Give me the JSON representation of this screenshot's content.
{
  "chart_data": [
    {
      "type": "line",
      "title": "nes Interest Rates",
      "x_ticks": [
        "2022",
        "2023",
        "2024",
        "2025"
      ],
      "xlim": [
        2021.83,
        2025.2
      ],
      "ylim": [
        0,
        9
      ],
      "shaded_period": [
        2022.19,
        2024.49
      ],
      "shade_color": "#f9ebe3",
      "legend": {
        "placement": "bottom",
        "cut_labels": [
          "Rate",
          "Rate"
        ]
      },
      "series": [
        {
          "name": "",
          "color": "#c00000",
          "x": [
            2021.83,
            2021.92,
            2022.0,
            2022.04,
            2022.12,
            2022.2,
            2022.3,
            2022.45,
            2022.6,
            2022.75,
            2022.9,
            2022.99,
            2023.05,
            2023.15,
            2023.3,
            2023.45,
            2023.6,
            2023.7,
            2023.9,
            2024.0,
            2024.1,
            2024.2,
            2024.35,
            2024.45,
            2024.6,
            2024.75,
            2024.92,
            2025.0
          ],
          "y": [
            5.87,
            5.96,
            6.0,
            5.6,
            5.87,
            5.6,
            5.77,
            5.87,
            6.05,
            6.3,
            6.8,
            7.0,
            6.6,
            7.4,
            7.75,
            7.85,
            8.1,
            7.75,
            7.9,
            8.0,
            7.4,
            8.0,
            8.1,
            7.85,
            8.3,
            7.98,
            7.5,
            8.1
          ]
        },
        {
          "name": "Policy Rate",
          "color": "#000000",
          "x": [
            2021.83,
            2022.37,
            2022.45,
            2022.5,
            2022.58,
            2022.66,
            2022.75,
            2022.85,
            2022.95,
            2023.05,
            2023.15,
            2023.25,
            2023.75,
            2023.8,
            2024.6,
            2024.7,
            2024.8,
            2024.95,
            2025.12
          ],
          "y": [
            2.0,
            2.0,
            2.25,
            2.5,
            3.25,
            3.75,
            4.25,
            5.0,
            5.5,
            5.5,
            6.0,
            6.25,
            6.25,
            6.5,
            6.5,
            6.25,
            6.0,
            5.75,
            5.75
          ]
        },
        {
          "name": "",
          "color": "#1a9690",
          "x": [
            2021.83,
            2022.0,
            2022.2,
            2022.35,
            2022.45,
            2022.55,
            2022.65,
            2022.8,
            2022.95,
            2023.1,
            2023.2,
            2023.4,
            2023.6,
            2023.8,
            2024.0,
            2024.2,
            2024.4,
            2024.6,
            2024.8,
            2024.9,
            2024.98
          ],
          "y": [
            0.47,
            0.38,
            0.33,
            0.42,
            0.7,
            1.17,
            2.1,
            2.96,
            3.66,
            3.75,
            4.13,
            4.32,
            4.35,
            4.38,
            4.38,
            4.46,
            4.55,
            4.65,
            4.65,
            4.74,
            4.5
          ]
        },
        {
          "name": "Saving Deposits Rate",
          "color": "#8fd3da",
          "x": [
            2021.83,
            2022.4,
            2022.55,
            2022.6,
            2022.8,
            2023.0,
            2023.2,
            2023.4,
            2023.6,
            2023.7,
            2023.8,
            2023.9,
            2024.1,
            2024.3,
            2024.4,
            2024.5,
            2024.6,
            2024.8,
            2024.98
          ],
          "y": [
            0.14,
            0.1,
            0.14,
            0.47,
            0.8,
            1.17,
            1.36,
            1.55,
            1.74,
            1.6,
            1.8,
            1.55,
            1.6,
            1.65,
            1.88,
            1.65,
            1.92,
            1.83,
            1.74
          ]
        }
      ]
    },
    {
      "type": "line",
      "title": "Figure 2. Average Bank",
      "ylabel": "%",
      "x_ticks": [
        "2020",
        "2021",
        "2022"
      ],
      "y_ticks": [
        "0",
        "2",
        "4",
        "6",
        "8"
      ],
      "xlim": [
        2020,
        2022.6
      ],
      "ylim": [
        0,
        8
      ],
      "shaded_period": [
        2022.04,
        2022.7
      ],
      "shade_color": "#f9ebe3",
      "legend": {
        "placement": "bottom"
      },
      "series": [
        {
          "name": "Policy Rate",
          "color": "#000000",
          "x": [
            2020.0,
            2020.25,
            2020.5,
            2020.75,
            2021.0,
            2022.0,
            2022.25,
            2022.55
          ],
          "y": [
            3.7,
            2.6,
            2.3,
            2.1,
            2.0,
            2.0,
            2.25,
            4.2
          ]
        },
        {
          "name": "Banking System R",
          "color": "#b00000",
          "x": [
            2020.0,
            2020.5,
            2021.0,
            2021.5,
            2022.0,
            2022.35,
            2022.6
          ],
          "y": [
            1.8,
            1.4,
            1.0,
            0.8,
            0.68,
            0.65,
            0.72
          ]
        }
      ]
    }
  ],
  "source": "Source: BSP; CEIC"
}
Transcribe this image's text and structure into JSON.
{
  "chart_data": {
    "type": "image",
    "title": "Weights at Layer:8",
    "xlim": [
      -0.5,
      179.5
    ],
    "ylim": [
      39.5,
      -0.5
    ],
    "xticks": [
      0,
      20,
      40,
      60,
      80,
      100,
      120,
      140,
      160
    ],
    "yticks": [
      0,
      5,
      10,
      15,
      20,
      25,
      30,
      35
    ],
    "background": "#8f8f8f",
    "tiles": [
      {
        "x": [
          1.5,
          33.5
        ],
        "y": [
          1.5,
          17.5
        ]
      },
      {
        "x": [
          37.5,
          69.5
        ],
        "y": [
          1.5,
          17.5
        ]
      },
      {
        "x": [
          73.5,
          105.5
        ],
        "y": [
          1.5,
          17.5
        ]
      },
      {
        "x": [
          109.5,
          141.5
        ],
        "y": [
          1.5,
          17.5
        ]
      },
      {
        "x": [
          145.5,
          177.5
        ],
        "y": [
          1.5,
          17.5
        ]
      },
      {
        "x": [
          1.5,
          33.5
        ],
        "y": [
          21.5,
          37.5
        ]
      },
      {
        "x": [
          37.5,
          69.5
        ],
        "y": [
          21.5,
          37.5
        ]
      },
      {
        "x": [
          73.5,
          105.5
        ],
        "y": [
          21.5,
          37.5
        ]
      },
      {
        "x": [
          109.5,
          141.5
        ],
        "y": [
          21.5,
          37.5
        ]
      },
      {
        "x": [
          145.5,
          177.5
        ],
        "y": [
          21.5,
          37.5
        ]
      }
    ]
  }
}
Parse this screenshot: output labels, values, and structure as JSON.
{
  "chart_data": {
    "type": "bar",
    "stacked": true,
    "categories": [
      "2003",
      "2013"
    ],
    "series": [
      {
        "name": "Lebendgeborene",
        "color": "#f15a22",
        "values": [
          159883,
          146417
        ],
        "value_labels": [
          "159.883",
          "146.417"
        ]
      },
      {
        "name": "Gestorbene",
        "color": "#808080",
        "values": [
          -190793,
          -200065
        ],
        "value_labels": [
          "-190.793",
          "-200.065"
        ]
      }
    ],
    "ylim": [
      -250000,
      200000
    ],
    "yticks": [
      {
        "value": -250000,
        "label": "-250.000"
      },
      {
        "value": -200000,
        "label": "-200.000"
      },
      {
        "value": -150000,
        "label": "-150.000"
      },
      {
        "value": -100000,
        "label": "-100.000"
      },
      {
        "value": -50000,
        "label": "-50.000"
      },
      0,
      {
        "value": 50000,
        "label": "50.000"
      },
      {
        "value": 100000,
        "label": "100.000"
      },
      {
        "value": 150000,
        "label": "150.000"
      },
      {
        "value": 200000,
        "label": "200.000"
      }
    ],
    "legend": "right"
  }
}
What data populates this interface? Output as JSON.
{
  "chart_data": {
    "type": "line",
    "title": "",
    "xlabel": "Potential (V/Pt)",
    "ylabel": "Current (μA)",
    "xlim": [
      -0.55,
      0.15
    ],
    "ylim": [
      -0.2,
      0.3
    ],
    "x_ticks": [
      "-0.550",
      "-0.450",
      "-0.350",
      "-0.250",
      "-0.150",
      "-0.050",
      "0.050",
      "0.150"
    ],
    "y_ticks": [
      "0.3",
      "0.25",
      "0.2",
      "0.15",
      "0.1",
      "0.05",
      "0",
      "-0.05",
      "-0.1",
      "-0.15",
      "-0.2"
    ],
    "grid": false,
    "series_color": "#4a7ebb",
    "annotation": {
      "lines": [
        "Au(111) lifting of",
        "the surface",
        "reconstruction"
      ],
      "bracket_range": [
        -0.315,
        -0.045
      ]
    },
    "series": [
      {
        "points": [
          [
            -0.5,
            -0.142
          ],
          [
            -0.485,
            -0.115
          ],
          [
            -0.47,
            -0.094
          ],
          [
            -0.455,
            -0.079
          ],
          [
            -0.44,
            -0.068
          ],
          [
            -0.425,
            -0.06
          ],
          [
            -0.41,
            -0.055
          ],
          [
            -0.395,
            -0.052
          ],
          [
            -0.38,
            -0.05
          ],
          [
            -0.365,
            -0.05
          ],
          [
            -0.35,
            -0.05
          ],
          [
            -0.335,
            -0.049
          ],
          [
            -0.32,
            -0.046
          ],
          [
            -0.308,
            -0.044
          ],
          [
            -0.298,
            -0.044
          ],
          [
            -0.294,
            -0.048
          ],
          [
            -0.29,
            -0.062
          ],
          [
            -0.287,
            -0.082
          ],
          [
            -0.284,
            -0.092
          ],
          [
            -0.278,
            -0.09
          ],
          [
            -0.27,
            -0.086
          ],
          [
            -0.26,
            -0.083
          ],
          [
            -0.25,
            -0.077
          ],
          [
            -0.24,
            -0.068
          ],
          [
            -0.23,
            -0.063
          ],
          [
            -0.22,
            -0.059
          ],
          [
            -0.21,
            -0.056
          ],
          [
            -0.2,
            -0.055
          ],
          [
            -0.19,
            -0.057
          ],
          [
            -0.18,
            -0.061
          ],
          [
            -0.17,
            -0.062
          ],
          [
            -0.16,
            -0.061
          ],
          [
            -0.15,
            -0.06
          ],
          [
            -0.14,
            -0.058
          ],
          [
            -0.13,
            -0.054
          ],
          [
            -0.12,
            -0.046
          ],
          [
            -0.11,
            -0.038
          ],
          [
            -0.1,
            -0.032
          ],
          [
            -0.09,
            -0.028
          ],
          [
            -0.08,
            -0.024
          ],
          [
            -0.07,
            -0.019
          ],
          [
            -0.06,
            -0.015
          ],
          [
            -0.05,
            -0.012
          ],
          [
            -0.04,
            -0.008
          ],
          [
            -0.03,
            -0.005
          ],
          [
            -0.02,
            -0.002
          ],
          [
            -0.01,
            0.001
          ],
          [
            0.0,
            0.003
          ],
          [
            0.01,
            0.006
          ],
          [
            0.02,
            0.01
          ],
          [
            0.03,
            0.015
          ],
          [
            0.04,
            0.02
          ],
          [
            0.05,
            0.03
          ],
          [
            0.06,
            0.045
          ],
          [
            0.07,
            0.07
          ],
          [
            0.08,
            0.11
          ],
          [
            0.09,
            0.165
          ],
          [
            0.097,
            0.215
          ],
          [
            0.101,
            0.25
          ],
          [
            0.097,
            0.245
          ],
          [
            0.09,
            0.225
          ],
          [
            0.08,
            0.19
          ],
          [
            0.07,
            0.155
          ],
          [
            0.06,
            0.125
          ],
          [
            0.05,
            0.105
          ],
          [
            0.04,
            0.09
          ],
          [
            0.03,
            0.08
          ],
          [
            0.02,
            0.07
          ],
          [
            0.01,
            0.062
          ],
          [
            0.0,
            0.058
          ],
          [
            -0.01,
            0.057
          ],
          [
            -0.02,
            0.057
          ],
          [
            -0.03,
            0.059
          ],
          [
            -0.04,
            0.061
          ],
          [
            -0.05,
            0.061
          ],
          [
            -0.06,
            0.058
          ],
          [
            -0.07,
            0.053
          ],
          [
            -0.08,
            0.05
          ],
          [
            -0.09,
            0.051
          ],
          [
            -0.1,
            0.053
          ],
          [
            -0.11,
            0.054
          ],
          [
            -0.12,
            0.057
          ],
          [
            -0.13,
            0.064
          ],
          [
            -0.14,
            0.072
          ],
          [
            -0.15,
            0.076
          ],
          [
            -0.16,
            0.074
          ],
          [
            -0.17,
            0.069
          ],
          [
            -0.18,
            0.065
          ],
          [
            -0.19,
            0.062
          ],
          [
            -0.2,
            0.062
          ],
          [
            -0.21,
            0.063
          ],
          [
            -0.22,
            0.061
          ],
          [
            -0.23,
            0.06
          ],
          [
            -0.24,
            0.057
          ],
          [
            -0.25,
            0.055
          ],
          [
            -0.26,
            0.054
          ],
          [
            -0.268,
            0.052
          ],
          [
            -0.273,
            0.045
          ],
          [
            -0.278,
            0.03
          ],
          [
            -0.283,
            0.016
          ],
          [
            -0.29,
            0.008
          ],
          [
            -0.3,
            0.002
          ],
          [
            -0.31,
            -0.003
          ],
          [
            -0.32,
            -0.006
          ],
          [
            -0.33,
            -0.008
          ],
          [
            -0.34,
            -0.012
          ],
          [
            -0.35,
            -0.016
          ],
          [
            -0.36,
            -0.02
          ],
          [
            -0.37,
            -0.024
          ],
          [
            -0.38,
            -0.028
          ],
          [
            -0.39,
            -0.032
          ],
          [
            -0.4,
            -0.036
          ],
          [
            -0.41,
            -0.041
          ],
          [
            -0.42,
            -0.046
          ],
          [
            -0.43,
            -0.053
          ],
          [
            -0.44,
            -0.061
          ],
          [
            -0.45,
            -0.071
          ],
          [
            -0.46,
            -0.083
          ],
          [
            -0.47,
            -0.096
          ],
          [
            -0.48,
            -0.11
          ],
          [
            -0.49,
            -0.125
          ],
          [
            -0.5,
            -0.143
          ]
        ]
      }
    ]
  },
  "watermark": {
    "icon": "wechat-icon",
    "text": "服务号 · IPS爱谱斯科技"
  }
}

OBJECTIVE: Read through the entries and copy each line in which "name" appears.

RESPONSE TO THE TASK:
          "name": "",
          "name": "Policy Rate",
          "name": "",
          "name": "Saving Deposits Rate",
          "name": "Policy Rate",
          "name": "Banking System R",
        "name": "Lebendgeborene",
        "name": "Gestorbene",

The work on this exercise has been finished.